◆ TASK DIRECTIONS
Copy the lines below as they are; omit the images they contain.

◆ PROVIDED RECORDS
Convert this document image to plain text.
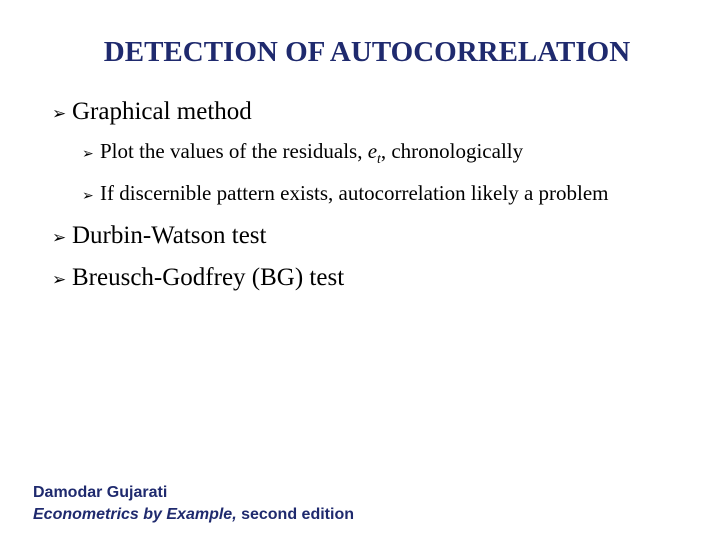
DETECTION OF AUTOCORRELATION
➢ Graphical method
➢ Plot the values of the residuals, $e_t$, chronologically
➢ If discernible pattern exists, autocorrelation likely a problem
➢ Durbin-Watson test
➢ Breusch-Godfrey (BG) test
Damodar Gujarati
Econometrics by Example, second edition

◆ FULL ANSWER
Convert this document image to plain text.
DETECTION OF AUTOCORRELATION
➢ Graphical method
➢ Plot the values of the residuals, $e_t$, chronologically
➢ If discernible pattern exists, autocorrelation likely a problem
➢ Durbin-Watson test
➢ Breusch-Godfrey (BG) test
Damodar Gujarati
Econometrics by Example, second edition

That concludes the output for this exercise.